Records about charts and figures:

- - - -

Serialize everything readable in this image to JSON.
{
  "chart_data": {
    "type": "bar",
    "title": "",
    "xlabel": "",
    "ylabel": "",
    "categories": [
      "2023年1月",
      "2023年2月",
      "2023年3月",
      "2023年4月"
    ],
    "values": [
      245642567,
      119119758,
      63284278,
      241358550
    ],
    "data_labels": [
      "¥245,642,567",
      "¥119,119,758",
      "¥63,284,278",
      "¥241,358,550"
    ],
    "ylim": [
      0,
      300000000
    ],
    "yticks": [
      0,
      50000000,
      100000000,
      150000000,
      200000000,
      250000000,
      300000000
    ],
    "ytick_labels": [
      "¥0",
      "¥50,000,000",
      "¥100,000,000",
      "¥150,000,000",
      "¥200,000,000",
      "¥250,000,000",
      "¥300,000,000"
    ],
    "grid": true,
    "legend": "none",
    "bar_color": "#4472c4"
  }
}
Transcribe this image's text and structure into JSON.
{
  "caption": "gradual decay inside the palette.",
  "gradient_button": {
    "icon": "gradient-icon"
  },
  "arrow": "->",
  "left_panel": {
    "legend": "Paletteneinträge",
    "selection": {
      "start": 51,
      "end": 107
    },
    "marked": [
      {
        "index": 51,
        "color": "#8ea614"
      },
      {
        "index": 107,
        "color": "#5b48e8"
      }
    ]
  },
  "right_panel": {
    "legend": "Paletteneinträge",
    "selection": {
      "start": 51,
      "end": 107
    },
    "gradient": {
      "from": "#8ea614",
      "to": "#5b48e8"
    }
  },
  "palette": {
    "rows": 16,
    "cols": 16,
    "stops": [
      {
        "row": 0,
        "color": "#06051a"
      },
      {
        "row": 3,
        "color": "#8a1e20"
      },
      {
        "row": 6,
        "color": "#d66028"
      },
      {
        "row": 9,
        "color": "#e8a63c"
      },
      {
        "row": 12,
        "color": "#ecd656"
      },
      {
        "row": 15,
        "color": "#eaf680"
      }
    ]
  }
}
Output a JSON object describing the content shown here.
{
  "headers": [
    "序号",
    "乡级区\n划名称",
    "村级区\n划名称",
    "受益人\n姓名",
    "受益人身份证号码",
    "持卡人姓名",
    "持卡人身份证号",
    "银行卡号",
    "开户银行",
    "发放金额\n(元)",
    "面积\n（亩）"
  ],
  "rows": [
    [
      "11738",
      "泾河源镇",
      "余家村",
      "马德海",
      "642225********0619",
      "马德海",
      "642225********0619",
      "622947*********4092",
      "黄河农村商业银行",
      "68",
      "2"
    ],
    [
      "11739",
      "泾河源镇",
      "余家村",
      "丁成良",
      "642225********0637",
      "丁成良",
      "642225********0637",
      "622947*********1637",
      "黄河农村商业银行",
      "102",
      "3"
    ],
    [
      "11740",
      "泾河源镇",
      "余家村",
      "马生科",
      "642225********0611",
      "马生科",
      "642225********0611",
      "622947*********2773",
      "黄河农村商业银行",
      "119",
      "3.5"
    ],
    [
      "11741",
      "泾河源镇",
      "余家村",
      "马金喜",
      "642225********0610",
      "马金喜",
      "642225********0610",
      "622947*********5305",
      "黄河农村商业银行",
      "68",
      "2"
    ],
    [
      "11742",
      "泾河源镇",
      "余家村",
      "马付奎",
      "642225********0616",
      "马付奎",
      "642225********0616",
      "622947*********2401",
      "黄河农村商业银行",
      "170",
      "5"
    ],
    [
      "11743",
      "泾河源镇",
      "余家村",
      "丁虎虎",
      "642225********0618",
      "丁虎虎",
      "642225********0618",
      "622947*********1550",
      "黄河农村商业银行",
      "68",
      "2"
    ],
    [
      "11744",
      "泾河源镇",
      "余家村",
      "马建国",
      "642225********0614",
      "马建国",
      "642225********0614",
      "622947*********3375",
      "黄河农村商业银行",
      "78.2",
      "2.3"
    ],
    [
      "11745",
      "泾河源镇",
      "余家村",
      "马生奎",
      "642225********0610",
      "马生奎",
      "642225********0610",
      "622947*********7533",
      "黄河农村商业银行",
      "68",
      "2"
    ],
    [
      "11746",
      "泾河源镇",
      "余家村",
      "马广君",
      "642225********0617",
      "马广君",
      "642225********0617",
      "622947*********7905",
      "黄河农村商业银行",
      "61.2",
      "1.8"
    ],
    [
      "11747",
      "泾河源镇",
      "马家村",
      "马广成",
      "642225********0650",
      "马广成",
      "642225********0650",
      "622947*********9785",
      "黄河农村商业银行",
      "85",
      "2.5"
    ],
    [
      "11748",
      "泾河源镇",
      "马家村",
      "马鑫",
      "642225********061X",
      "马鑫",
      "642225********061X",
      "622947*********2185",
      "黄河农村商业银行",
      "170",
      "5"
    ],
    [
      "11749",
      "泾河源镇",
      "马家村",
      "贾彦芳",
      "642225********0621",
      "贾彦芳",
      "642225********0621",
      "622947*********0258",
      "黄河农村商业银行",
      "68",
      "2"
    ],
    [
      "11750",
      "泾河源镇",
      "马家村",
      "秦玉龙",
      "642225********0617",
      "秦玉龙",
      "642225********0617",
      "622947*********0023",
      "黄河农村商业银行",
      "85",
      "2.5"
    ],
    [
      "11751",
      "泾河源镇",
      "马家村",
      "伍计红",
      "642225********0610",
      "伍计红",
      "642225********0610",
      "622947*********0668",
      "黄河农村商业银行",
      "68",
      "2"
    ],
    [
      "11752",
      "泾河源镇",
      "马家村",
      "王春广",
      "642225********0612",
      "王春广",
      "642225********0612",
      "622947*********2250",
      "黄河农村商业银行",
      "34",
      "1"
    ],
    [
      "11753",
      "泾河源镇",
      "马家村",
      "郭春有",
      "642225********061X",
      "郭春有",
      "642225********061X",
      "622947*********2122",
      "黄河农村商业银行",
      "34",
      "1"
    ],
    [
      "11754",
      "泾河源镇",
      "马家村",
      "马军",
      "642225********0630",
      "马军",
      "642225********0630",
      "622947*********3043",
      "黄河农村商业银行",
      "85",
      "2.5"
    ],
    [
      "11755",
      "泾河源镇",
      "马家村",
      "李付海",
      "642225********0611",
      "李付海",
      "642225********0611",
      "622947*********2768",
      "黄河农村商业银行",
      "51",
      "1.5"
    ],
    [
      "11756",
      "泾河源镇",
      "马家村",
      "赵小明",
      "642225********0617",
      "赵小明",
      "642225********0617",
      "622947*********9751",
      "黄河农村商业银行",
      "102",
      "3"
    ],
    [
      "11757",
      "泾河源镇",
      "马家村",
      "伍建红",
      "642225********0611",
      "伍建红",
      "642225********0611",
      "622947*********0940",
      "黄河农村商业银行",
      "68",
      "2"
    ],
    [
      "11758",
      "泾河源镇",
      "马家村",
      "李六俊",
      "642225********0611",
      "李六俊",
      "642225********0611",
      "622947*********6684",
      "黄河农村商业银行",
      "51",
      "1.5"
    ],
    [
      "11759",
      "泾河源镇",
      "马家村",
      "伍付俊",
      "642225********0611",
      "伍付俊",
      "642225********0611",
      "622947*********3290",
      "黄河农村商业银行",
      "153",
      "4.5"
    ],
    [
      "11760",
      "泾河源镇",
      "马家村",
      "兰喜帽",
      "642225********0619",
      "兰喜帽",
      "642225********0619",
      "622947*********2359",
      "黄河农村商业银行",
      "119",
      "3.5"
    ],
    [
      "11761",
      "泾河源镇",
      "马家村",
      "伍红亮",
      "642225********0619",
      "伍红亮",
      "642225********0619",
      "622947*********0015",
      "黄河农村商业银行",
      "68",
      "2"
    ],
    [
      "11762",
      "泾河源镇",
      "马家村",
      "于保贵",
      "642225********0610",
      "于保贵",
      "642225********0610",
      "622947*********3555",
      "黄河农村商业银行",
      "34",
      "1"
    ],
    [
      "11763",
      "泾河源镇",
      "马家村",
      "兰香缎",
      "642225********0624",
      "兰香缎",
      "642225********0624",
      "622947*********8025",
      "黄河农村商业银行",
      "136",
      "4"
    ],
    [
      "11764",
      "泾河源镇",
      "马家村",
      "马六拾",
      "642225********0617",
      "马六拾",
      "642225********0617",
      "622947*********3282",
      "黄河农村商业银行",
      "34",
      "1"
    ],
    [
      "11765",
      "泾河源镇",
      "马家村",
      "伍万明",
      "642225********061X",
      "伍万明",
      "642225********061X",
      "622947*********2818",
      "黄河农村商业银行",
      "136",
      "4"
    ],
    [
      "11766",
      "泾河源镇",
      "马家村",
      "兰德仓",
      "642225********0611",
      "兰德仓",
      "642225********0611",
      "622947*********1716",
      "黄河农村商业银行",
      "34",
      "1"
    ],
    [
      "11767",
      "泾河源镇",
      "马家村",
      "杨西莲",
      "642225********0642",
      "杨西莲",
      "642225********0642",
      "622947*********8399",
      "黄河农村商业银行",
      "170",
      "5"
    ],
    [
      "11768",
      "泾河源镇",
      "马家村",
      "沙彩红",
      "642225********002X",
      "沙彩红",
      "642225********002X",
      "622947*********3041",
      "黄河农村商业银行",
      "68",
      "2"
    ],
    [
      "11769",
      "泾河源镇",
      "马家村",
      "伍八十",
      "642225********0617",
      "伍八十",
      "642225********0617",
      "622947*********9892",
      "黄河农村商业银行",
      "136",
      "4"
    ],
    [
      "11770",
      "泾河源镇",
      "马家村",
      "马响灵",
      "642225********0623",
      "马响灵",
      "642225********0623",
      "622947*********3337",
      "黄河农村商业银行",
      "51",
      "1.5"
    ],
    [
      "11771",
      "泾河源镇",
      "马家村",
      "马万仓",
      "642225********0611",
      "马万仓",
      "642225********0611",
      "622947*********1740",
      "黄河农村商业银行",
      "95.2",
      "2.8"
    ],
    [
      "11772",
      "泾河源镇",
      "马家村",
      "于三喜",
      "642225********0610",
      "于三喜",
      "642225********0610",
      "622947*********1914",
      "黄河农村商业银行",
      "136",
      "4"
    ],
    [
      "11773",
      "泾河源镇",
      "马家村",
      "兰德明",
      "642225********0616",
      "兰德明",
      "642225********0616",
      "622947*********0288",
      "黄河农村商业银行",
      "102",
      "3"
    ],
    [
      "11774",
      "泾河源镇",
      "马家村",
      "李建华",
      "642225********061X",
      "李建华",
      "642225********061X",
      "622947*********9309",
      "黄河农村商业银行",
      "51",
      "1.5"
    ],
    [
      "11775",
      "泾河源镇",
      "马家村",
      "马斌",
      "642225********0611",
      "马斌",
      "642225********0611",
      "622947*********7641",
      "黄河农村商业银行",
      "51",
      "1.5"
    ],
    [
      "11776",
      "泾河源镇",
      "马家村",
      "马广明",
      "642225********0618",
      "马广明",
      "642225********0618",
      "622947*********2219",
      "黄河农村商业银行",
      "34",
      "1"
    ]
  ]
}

- - - -

Only lines holding the string "JSON" are wanted; gather each one from the entries above.

Serialize everything readable in this image to JSON.
Transcribe this image's text and structure into JSON.
Output a JSON object describing the content shown here.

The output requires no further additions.